------ DATA FOR THIS TASK

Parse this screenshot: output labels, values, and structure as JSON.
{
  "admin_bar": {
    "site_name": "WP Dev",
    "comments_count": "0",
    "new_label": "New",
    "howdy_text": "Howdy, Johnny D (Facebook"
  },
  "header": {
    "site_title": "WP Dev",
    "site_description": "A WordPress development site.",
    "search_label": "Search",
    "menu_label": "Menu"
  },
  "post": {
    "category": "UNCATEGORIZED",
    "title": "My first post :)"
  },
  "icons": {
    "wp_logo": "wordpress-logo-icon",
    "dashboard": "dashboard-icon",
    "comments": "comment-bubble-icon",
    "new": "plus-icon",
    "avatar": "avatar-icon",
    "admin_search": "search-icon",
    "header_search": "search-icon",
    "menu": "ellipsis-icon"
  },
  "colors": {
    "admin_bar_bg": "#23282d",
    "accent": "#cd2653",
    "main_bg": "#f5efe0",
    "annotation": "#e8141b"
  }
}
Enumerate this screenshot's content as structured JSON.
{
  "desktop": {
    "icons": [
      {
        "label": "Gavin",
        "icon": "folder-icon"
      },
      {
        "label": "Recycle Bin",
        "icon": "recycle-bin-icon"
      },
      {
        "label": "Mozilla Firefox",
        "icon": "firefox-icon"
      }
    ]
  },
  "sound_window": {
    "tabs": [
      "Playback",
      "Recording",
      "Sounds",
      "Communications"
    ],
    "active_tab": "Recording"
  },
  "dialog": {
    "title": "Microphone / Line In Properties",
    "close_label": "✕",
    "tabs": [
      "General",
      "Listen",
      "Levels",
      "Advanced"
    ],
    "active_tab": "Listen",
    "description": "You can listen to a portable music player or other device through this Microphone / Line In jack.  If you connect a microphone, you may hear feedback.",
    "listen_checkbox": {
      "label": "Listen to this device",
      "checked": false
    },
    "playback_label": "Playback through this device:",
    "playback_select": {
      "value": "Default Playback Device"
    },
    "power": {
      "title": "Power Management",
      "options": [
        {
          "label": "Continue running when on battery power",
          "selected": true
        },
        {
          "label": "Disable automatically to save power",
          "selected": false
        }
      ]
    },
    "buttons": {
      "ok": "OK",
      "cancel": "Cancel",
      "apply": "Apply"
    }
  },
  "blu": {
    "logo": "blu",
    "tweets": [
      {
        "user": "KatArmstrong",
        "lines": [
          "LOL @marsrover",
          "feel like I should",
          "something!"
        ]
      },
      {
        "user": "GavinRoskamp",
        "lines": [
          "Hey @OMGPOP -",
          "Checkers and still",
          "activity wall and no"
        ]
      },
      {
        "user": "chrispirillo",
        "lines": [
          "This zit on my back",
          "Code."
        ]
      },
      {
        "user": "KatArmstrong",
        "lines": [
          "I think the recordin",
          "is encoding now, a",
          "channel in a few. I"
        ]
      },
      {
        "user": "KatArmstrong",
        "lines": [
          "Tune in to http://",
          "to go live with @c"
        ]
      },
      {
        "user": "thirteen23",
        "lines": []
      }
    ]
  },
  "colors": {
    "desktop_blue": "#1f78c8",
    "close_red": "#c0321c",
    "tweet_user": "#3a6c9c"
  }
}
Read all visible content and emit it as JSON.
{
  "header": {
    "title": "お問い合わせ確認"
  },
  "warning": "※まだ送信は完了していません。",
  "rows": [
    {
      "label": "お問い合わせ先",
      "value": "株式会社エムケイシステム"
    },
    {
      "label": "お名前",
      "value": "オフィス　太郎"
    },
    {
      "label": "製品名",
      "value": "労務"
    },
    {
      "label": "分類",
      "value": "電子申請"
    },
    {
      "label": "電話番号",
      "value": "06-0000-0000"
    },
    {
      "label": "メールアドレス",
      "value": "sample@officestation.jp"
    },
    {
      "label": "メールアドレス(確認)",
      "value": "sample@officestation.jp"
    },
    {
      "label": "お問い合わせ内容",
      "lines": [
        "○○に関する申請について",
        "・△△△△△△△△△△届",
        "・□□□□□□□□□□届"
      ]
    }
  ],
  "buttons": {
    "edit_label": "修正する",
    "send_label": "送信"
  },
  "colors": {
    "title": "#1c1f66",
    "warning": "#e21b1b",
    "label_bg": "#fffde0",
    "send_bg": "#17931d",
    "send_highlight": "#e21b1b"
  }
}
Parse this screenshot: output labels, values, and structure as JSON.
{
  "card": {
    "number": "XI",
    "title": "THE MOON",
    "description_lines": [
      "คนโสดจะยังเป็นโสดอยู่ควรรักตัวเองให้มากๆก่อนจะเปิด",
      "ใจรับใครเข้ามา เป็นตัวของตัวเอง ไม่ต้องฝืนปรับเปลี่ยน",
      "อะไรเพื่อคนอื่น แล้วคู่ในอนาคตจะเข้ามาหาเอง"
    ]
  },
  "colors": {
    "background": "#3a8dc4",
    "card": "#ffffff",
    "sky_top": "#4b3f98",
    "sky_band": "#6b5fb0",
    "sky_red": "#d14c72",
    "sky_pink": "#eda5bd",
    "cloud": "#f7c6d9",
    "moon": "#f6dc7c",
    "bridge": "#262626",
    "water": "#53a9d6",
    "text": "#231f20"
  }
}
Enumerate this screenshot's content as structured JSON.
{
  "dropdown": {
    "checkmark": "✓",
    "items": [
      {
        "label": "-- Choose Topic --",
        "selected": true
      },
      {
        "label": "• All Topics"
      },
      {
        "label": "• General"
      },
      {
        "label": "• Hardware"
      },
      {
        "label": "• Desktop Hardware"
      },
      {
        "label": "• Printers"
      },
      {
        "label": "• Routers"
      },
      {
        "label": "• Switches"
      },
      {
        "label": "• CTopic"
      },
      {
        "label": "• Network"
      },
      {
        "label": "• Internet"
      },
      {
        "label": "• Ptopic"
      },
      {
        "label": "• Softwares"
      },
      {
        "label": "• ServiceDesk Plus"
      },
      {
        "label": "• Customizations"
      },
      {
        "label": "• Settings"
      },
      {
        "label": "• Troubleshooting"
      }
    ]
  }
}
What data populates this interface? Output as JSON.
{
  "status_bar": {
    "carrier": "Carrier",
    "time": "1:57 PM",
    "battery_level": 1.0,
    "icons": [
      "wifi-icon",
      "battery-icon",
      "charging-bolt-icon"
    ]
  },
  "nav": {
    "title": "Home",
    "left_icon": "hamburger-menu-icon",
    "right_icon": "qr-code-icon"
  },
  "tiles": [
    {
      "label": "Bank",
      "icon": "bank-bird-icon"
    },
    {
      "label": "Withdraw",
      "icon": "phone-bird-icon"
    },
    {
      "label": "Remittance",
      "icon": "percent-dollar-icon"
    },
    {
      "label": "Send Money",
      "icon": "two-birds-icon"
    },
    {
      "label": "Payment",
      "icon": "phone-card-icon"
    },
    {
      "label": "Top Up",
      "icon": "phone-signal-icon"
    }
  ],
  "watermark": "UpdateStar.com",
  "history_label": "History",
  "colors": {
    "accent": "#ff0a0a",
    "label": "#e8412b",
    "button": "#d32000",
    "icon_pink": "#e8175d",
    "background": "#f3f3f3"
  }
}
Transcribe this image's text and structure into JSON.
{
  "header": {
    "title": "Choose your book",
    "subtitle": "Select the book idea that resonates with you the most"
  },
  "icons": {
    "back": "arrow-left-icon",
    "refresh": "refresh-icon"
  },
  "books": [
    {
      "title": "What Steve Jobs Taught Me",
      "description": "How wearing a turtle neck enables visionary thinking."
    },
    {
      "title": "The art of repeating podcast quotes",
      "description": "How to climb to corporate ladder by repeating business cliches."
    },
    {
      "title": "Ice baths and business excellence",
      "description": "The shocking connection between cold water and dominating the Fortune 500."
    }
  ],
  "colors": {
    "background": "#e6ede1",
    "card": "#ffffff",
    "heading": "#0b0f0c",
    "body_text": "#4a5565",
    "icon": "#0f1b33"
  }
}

------------

_TASK_. Each entry above is to be quoted exactly.

_ANSWER IN FULL_.
Parse this screenshot: output labels, values, and structure as JSON.
{
  "admin_bar": {
    "site_name": "WP Dev",
    "comments_count": "0",
    "new_label": "New",
    "howdy_text": "Howdy, Johnny D (Facebook"
  },
  "header": {
    "site_title": "WP Dev",
    "site_description": "A WordPress development site.",
    "search_label": "Search",
    "menu_label": "Menu"
  },
  "post": {
    "category": "UNCATEGORIZED",
    "title": "My first post :)"
  },
  "icons": {
    "wp_logo": "wordpress-logo-icon",
    "dashboard": "dashboard-icon",
    "comments": "comment-bubble-icon",
    "new": "plus-icon",
    "avatar": "avatar-icon",
    "admin_search": "search-icon",
    "header_search": "search-icon",
    "menu": "ellipsis-icon"
  },
  "colors": {
    "admin_bar_bg": "#23282d",
    "accent": "#cd2653",
    "main_bg": "#f5efe0",
    "annotation": "#e8141b"
  }
}
Enumerate this screenshot's content as structured JSON.
{
  "desktop": {
    "icons": [
      {
        "label": "Gavin",
        "icon": "folder-icon"
      },
      {
        "label": "Recycle Bin",
        "icon": "recycle-bin-icon"
      },
      {
        "label": "Mozilla Firefox",
        "icon": "firefox-icon"
      }
    ]
  },
  "sound_window": {
    "tabs": [
      "Playback",
      "Recording",
      "Sounds",
      "Communications"
    ],
    "active_tab": "Recording"
  },
  "dialog": {
    "title": "Microphone / Line In Properties",
    "close_label": "✕",
    "tabs": [
      "General",
      "Listen",
      "Levels",
      "Advanced"
    ],
    "active_tab": "Listen",
    "description": "You can listen to a portable music player or other device through this Microphone / Line In jack.  If you connect a microphone, you may hear feedback.",
    "listen_checkbox": {
      "label": "Listen to this device",
      "checked": false
    },
    "playback_label": "Playback through this device:",
    "playback_select": {
      "value": "Default Playback Device"
    },
    "power": {
      "title": "Power Management",
      "options": [
        {
          "label": "Continue running when on battery power",
          "selected": true
        },
        {
          "label": "Disable automatically to save power",
          "selected": false
        }
      ]
    },
    "buttons": {
      "ok": "OK",
      "cancel": "Cancel",
      "apply": "Apply"
    }
  },
  "blu": {
    "logo": "blu",
    "tweets": [
      {
        "user": "KatArmstrong",
        "lines": [
          "LOL @marsrover",
          "feel like I should",
          "something!"
        ]
      },
      {
        "user": "GavinRoskamp",
        "lines": [
          "Hey @OMGPOP -",
          "Checkers and still",
          "activity wall and no"
        ]
      },
      {
        "user": "chrispirillo",
        "lines": [
          "This zit on my back",
          "Code."
        ]
      },
      {
        "user": "KatArmstrong",
        "lines": [
          "I think the recordin",
          "is encoding now, a",
          "channel in a few. I"
        ]
      },
      {
        "user": "KatArmstrong",
        "lines": [
          "Tune in to http://",
          "to go live with @c"
        ]
      },
      {
        "user": "thirteen23",
        "lines": []
      }
    ]
  },
  "colors": {
    "desktop_blue": "#1f78c8",
    "close_red": "#c0321c",
    "tweet_user": "#3a6c9c"
  }
}
Read all visible content and emit it as JSON.
{
  "header": {
    "title": "お問い合わせ確認"
  },
  "warning": "※まだ送信は完了していません。",
  "rows": [
    {
      "label": "お問い合わせ先",
      "value": "株式会社エムケイシステム"
    },
    {
      "label": "お名前",
      "value": "オフィス　太郎"
    },
    {
      "label": "製品名",
      "value": "労務"
    },
    {
      "label": "分類",
      "value": "電子申請"
    },
    {
      "label": "電話番号",
      "value": "06-0000-0000"
    },
    {
      "label": "メールアドレス",
      "value": "sample@officestation.jp"
    },
    {
      "label": "メールアドレス(確認)",
      "value": "sample@officestation.jp"
    },
    {
      "label": "お問い合わせ内容",
      "lines": [
        "○○に関する申請について",
        "・△△△△△△△△△△届",
        "・□□□□□□□□□□届"
      ]
    }
  ],
  "buttons": {
    "edit_label": "修正する",
    "send_label": "送信"
  },
  "colors": {
    "title": "#1c1f66",
    "warning": "#e21b1b",
    "label_bg": "#fffde0",
    "send_bg": "#17931d",
    "send_highlight": "#e21b1b"
  }
}
Parse this screenshot: output labels, values, and structure as JSON.
{
  "card": {
    "number": "XI",
    "title": "THE MOON",
    "description_lines": [
      "คนโสดจะยังเป็นโสดอยู่ควรรักตัวเองให้มากๆก่อนจะเปิด",
      "ใจรับใครเข้ามา เป็นตัวของตัวเอง ไม่ต้องฝืนปรับเปลี่ยน",
      "อะไรเพื่อคนอื่น แล้วคู่ในอนาคตจะเข้ามาหาเอง"
    ]
  },
  "colors": {
    "background": "#3a8dc4",
    "card": "#ffffff",
    "sky_top": "#4b3f98",
    "sky_band": "#6b5fb0",
    "sky_red": "#d14c72",
    "sky_pink": "#eda5bd",
    "cloud": "#f7c6d9",
    "moon": "#f6dc7c",
    "bridge": "#262626",
    "water": "#53a9d6",
    "text": "#231f20"
  }
}
Enumerate this screenshot's content as structured JSON.
{
  "dropdown": {
    "checkmark": "✓",
    "items": [
      {
        "label": "-- Choose Topic --",
        "selected": true
      },
      {
        "label": "• All Topics"
      },
      {
        "label": "• General"
      },
      {
        "label": "• Hardware"
      },
      {
        "label": "• Desktop Hardware"
      },
      {
        "label": "• Printers"
      },
      {
        "label": "• Routers"
      },
      {
        "label": "• Switches"
      },
      {
        "label": "• CTopic"
      },
      {
        "label": "• Network"
      },
      {
        "label": "• Internet"
      },
      {
        "label": "• Ptopic"
      },
      {
        "label": "• Softwares"
      },
      {
        "label": "• ServiceDesk Plus"
      },
      {
        "label": "• Customizations"
      },
      {
        "label": "• Settings"
      },
      {
        "label": "• Troubleshooting"
      }
    ]
  }
}
What data populates this interface? Output as JSON.
{
  "status_bar": {
    "carrier": "Carrier",
    "time": "1:57 PM",
    "battery_level": 1.0,
    "icons": [
      "wifi-icon",
      "battery-icon",
      "charging-bolt-icon"
    ]
  },
  "nav": {
    "title": "Home",
    "left_icon": "hamburger-menu-icon",
    "right_icon": "qr-code-icon"
  },
  "tiles": [
    {
      "label": "Bank",
      "icon": "bank-bird-icon"
    },
    {
      "label": "Withdraw",
      "icon": "phone-bird-icon"
    },
    {
      "label": "Remittance",
      "icon": "percent-dollar-icon"
    },
    {
      "label": "Send Money",
      "icon": "two-birds-icon"
    },
    {
      "label": "Payment",
      "icon": "phone-card-icon"
    },
    {
      "label": "Top Up",
      "icon": "phone-signal-icon"
    }
  ],
  "watermark": "UpdateStar.com",
  "history_label": "History",
  "colors": {
    "accent": "#ff0a0a",
    "label": "#e8412b",
    "button": "#d32000",
    "icon_pink": "#e8175d",
    "background": "#f3f3f3"
  }
}
Transcribe this image's text and structure into JSON.
{
  "header": {
    "title": "Choose your book",
    "subtitle": "Select the book idea that resonates with you the most"
  },
  "icons": {
    "back": "arrow-left-icon",
    "refresh": "refresh-icon"
  },
  "books": [
    {
      "title": "What Steve Jobs Taught Me",
      "description": "How wearing a turtle neck enables visionary thinking."
    },
    {
      "title": "The art of repeating podcast quotes",
      "description": "How to climb to corporate ladder by repeating business cliches."
    },
    {
      "title": "Ice baths and business excellence",
      "description": "The shocking connection between cold water and dominating the Fortune 500."
    }
  ],
  "colors": {
    "background": "#e6ede1",
    "card": "#ffffff",
    "heading": "#0b0f0c",
    "body_text": "#4a5565",
    "icon": "#0f1b33"
  }
}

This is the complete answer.